(Rows from a figure dataset)
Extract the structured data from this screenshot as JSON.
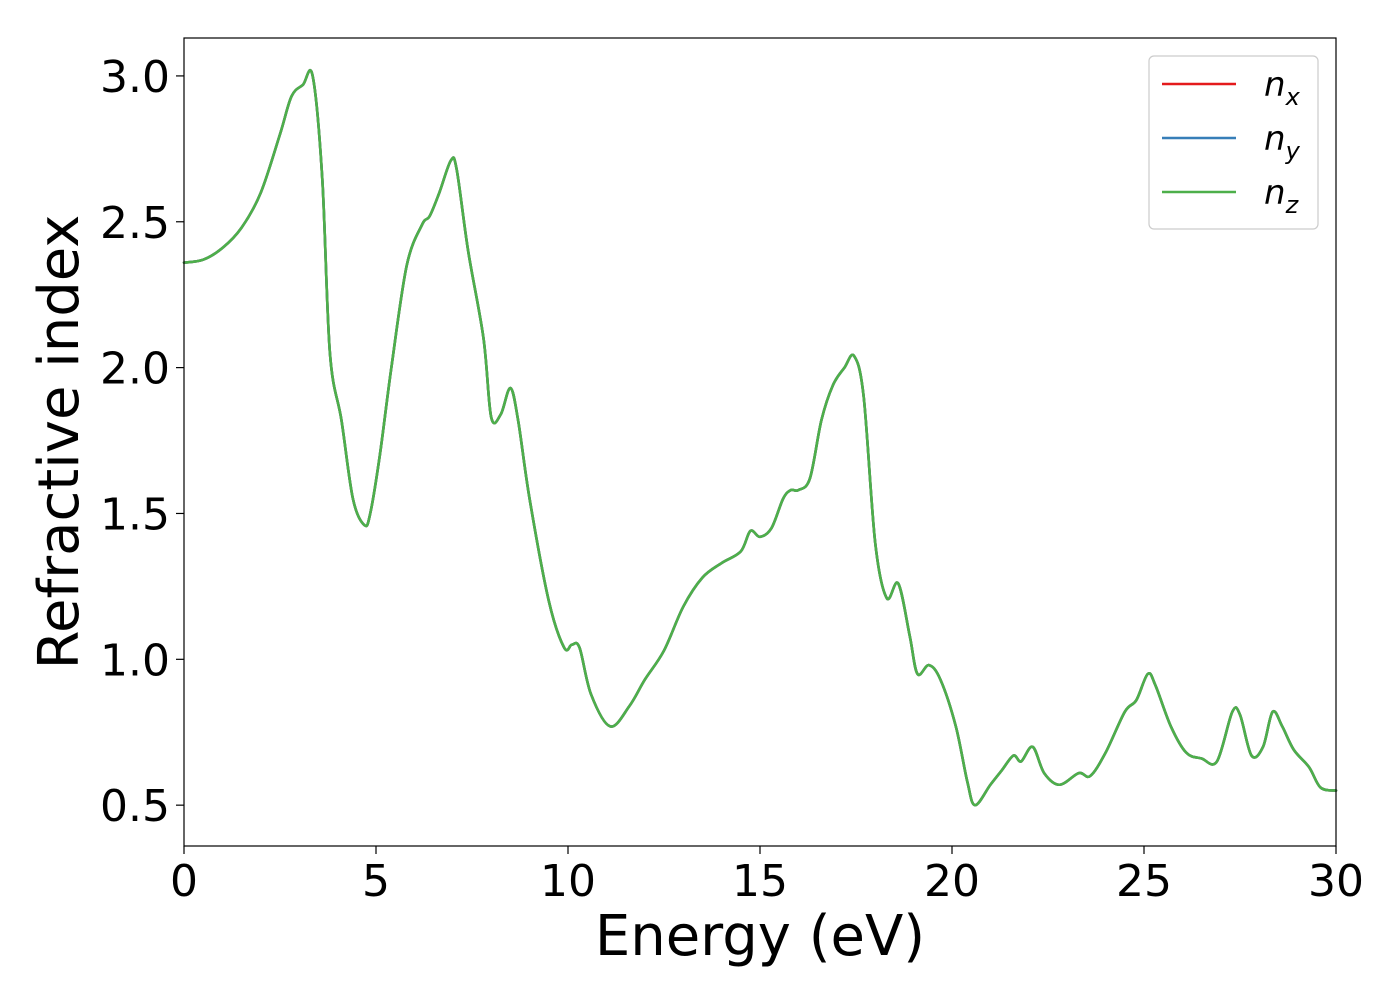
{
  "chart_data": {
    "type": "line",
    "xlabel": "Energy (eV)",
    "ylabel": "Refractive index",
    "xlim": [
      0,
      30
    ],
    "ylim": [
      0.36,
      3.13
    ],
    "xticks": [
      "0",
      "5",
      "10",
      "15",
      "20",
      "25",
      "30"
    ],
    "yticks": [
      "0.5",
      "1.0",
      "1.5",
      "2.0",
      "2.5",
      "3.0"
    ],
    "grid": false,
    "legend_position": "top-right",
    "x": [
      0,
      0.5,
      1.0,
      1.5,
      2.0,
      2.5,
      2.8,
      3.1,
      3.35,
      3.6,
      3.8,
      4.1,
      4.4,
      4.7,
      4.85,
      5.1,
      5.4,
      5.8,
      6.2,
      6.4,
      6.65,
      6.95,
      7.1,
      7.4,
      7.8,
      8.0,
      8.25,
      8.5,
      8.7,
      9.0,
      9.5,
      9.9,
      10.1,
      10.3,
      10.6,
      11.1,
      11.6,
      12.0,
      12.5,
      13.0,
      13.5,
      14.0,
      14.5,
      14.75,
      15.0,
      15.3,
      15.6,
      15.8,
      16.0,
      16.3,
      16.6,
      16.9,
      17.2,
      17.45,
      17.7,
      18.0,
      18.3,
      18.6,
      18.9,
      19.1,
      19.4,
      19.7,
      20.1,
      20.4,
      20.6,
      21.0,
      21.3,
      21.6,
      21.8,
      22.1,
      22.4,
      22.8,
      23.3,
      23.6,
      24.0,
      24.5,
      24.8,
      25.1,
      25.3,
      25.7,
      26.1,
      26.5,
      26.9,
      27.3,
      27.5,
      27.8,
      28.1,
      28.35,
      28.6,
      28.9,
      29.3,
      29.6,
      30.0
    ],
    "series": [
      {
        "name": "n_x",
        "color": "#e41a1c",
        "values": [
          2.36,
          2.37,
          2.41,
          2.48,
          2.6,
          2.8,
          2.93,
          2.97,
          3.0,
          2.65,
          2.05,
          1.82,
          1.55,
          1.46,
          1.5,
          1.7,
          2.0,
          2.35,
          2.49,
          2.52,
          2.6,
          2.71,
          2.68,
          2.4,
          2.1,
          1.83,
          1.84,
          1.93,
          1.82,
          1.55,
          1.2,
          1.04,
          1.05,
          1.04,
          0.88,
          0.77,
          0.84,
          0.93,
          1.03,
          1.18,
          1.28,
          1.33,
          1.37,
          1.44,
          1.42,
          1.45,
          1.55,
          1.58,
          1.58,
          1.62,
          1.82,
          1.94,
          2.0,
          2.04,
          1.9,
          1.4,
          1.21,
          1.26,
          1.08,
          0.95,
          0.98,
          0.93,
          0.77,
          0.58,
          0.5,
          0.57,
          0.62,
          0.67,
          0.65,
          0.7,
          0.61,
          0.57,
          0.61,
          0.6,
          0.68,
          0.82,
          0.86,
          0.95,
          0.91,
          0.77,
          0.68,
          0.66,
          0.65,
          0.82,
          0.81,
          0.67,
          0.7,
          0.82,
          0.77,
          0.69,
          0.63,
          0.56,
          0.55
        ]
      },
      {
        "name": "n_y",
        "color": "#377eb8",
        "values": [
          2.36,
          2.37,
          2.41,
          2.48,
          2.6,
          2.8,
          2.93,
          2.97,
          3.0,
          2.65,
          2.05,
          1.82,
          1.55,
          1.46,
          1.5,
          1.7,
          2.0,
          2.35,
          2.49,
          2.52,
          2.6,
          2.71,
          2.68,
          2.4,
          2.1,
          1.83,
          1.84,
          1.93,
          1.82,
          1.55,
          1.2,
          1.04,
          1.05,
          1.04,
          0.88,
          0.77,
          0.84,
          0.93,
          1.03,
          1.18,
          1.28,
          1.33,
          1.37,
          1.44,
          1.42,
          1.45,
          1.55,
          1.58,
          1.58,
          1.62,
          1.82,
          1.94,
          2.0,
          2.04,
          1.9,
          1.4,
          1.21,
          1.26,
          1.08,
          0.95,
          0.98,
          0.93,
          0.77,
          0.58,
          0.5,
          0.57,
          0.62,
          0.67,
          0.65,
          0.7,
          0.61,
          0.57,
          0.61,
          0.6,
          0.68,
          0.82,
          0.86,
          0.95,
          0.91,
          0.77,
          0.68,
          0.66,
          0.65,
          0.82,
          0.81,
          0.67,
          0.7,
          0.82,
          0.77,
          0.69,
          0.63,
          0.56,
          0.55
        ]
      },
      {
        "name": "n_z",
        "color": "#4daf4a",
        "values": [
          2.36,
          2.37,
          2.41,
          2.48,
          2.6,
          2.8,
          2.93,
          2.97,
          3.0,
          2.65,
          2.05,
          1.82,
          1.55,
          1.46,
          1.5,
          1.7,
          2.0,
          2.35,
          2.49,
          2.52,
          2.6,
          2.71,
          2.68,
          2.4,
          2.1,
          1.83,
          1.84,
          1.93,
          1.82,
          1.55,
          1.2,
          1.04,
          1.05,
          1.04,
          0.88,
          0.77,
          0.84,
          0.93,
          1.03,
          1.18,
          1.28,
          1.33,
          1.37,
          1.44,
          1.42,
          1.45,
          1.55,
          1.58,
          1.58,
          1.62,
          1.82,
          1.94,
          2.0,
          2.04,
          1.9,
          1.4,
          1.21,
          1.26,
          1.08,
          0.95,
          0.98,
          0.93,
          0.77,
          0.58,
          0.5,
          0.57,
          0.62,
          0.67,
          0.65,
          0.7,
          0.61,
          0.57,
          0.61,
          0.6,
          0.68,
          0.82,
          0.86,
          0.95,
          0.91,
          0.77,
          0.68,
          0.66,
          0.65,
          0.82,
          0.81,
          0.67,
          0.7,
          0.82,
          0.77,
          0.69,
          0.63,
          0.56,
          0.55
        ]
      }
    ],
    "legend": [
      {
        "base": "n",
        "sub": "x"
      },
      {
        "base": "n",
        "sub": "y"
      },
      {
        "base": "n",
        "sub": "z"
      }
    ]
  }
}
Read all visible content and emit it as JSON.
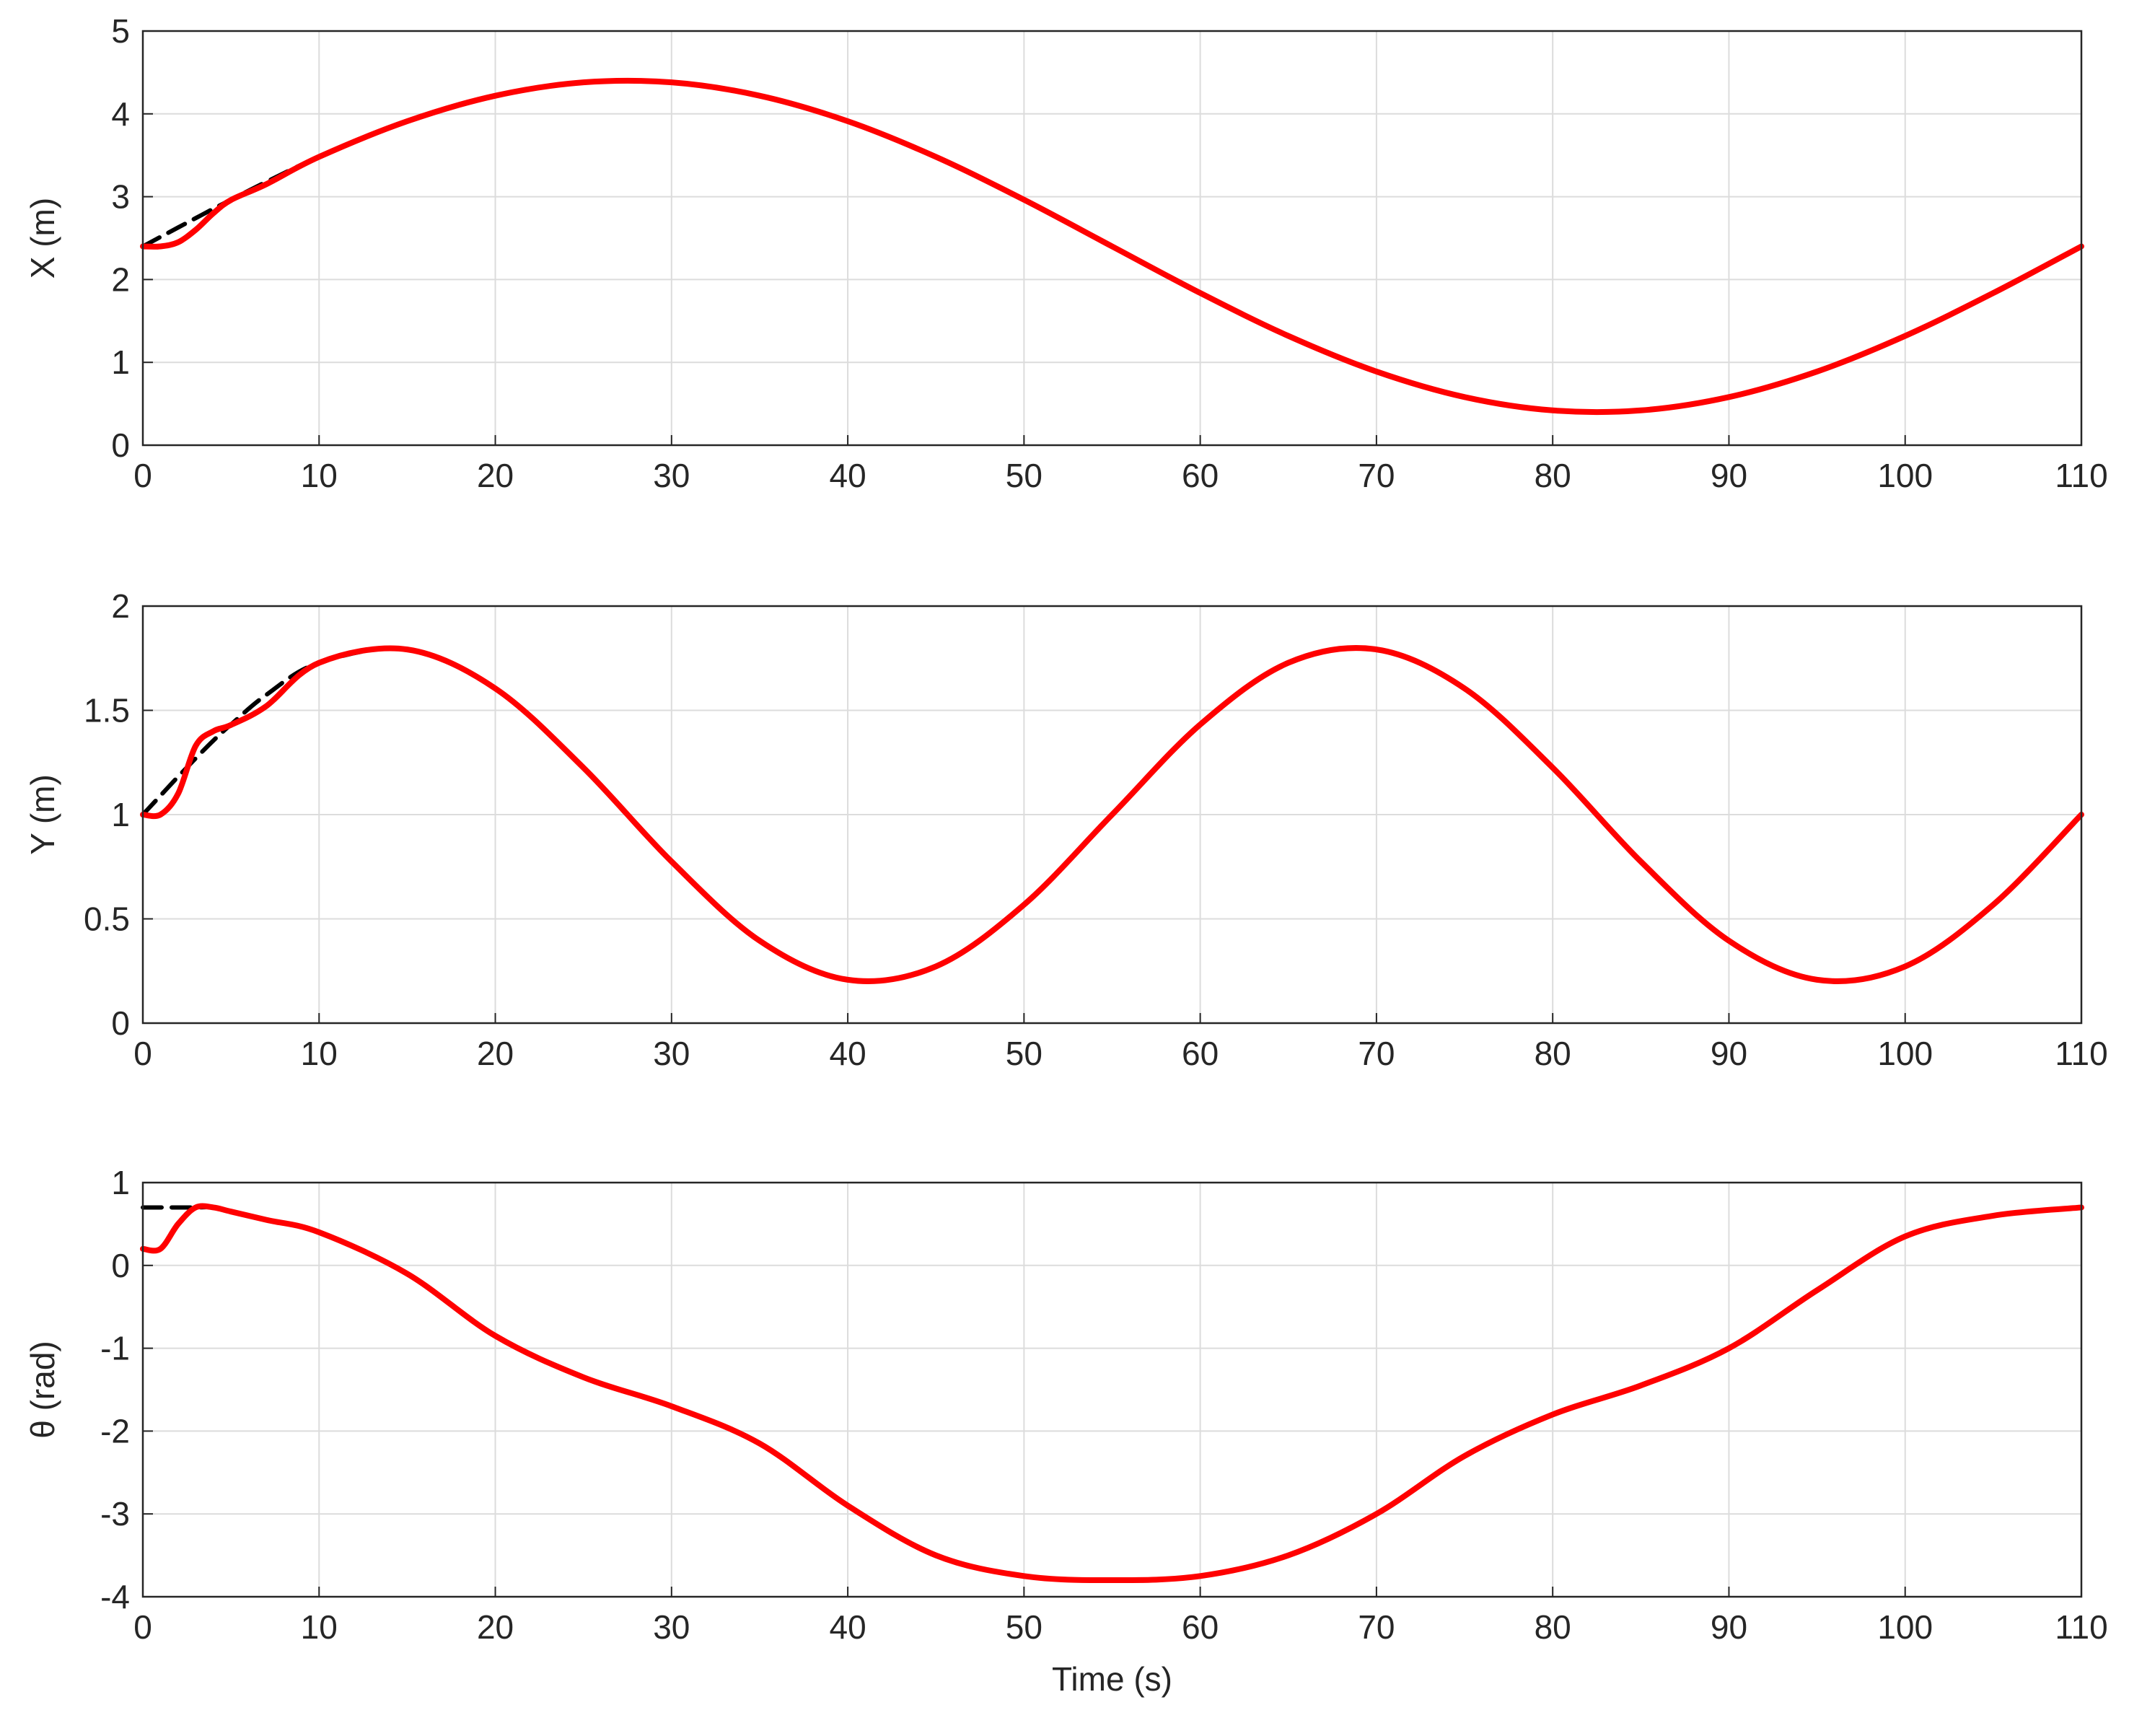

_Work to complete_
Extract each line holding the word "color" from the records.

_Expected answer_
        "color": "#e41a1c",
        "color": "#377eb8",
        "color": "#4daf4a",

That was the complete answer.